:: Task statement ::
Search the records for "EBAY" and copy each line that holds it.

:: Dataset records ::
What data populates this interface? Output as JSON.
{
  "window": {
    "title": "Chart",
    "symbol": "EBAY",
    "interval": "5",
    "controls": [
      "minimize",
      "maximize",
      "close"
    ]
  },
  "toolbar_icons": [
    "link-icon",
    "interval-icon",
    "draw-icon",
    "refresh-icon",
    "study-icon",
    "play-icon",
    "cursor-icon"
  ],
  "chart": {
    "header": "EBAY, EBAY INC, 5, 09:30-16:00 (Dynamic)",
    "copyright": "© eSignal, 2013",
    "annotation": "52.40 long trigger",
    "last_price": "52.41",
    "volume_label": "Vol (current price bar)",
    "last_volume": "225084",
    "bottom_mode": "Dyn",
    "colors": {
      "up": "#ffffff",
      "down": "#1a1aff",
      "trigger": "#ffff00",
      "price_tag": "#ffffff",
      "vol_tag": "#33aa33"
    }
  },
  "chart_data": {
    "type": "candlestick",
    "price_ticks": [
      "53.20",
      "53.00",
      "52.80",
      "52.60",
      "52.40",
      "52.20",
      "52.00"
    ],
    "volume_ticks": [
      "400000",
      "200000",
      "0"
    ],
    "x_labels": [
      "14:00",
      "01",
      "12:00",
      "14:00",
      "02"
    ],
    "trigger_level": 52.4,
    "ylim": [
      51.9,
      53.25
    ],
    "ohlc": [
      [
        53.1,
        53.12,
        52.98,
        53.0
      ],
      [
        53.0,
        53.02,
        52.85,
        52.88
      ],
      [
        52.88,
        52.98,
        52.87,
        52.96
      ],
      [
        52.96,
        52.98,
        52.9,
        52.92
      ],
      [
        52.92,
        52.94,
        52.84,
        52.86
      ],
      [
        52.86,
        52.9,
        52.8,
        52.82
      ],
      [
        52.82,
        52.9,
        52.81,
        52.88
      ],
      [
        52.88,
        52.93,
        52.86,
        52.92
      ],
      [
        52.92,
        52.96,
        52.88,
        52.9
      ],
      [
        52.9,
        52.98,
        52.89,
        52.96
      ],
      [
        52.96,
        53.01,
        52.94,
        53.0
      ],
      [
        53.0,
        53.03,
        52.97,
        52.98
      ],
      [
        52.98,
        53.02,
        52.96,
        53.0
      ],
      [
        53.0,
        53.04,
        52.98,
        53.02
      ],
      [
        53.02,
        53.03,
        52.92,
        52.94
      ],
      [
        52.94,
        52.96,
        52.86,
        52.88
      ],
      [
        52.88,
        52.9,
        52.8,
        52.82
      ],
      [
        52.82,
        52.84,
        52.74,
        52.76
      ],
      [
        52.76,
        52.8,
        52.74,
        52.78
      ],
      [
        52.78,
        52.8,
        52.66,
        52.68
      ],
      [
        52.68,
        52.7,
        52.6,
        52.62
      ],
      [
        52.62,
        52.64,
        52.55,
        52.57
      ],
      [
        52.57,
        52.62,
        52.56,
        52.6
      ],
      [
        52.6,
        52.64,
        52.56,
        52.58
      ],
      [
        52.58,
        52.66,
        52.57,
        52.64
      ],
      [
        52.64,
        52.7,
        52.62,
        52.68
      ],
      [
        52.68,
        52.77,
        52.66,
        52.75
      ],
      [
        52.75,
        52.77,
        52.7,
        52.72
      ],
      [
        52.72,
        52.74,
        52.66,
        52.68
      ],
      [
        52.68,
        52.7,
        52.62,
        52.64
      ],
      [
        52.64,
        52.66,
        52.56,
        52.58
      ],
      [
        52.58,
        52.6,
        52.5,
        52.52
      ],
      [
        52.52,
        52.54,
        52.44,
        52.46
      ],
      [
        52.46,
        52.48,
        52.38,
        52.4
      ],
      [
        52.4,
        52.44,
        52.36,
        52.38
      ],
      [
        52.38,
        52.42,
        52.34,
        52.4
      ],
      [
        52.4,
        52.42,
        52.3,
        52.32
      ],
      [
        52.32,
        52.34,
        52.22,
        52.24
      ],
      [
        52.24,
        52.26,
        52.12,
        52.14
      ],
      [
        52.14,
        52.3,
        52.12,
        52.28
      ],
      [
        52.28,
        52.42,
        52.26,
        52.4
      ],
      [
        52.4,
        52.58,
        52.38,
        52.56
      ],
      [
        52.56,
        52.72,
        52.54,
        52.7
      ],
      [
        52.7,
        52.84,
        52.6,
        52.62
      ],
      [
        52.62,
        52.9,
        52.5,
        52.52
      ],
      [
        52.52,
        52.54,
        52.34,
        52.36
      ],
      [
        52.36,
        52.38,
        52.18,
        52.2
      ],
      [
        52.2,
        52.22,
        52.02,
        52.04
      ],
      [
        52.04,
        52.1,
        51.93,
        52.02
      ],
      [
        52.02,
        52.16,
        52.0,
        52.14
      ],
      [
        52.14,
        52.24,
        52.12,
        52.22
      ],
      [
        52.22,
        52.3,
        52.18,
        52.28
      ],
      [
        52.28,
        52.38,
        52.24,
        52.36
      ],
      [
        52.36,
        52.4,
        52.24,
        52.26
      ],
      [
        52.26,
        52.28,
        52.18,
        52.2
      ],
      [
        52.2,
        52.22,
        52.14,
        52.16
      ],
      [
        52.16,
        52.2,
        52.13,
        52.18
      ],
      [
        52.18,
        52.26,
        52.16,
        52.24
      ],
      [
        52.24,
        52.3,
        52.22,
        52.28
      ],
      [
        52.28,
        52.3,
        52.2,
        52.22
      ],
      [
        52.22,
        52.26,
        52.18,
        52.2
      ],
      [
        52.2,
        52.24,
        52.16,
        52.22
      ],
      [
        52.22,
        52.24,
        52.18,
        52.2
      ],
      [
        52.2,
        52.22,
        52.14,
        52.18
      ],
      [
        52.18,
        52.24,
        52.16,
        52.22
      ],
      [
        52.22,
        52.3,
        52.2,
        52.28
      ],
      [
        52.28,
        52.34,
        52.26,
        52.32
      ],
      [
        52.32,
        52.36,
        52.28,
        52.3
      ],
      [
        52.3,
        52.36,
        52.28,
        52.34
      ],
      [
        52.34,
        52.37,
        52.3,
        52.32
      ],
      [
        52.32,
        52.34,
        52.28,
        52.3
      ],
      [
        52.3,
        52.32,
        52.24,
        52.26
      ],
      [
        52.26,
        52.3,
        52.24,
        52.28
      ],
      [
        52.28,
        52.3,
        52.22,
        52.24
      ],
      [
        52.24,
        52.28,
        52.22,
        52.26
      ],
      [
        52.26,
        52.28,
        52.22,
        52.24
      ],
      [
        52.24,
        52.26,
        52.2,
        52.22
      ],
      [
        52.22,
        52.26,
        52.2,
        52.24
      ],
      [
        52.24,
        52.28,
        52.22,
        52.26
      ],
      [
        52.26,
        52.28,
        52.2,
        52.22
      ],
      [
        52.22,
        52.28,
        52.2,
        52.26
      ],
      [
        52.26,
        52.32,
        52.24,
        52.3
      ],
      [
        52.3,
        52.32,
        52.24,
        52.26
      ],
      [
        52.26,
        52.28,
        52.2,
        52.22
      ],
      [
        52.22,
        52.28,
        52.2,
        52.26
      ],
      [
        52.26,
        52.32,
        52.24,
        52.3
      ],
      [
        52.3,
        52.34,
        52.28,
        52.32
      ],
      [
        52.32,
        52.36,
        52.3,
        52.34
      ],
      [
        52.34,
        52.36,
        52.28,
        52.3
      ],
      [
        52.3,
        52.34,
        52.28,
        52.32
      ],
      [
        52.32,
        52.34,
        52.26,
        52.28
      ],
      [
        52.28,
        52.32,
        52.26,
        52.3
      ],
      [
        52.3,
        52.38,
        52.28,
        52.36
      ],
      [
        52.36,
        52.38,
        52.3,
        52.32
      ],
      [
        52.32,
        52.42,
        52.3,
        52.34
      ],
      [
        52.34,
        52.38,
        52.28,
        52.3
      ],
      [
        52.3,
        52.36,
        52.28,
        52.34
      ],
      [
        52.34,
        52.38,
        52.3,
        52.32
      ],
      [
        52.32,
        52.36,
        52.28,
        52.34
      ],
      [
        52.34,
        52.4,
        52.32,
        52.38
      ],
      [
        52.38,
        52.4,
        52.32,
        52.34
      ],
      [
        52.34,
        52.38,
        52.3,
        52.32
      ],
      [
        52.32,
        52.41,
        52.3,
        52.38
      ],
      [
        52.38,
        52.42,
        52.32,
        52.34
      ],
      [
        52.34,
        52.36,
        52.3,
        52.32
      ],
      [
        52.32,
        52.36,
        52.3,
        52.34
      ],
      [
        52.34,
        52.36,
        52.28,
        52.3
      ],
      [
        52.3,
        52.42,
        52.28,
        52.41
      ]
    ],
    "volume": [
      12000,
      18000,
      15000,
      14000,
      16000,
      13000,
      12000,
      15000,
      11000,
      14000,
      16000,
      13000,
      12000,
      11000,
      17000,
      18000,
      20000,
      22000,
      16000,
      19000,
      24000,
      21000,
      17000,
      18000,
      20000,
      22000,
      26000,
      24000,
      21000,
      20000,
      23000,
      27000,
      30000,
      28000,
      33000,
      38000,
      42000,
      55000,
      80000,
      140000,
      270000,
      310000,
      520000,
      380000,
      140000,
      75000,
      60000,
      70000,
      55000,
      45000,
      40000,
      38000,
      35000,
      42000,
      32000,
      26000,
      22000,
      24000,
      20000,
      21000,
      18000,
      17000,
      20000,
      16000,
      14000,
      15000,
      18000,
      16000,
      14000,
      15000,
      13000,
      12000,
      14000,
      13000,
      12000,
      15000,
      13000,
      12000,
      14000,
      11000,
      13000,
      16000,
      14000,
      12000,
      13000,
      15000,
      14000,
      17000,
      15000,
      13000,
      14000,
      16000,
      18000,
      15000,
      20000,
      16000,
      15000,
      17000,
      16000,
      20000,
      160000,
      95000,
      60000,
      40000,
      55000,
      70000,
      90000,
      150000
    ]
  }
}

:: Task solution ::
    "symbol": "EBAY",
    "header": "EBAY, EBAY INC, 5, 09:30-16:00 (Dynamic)",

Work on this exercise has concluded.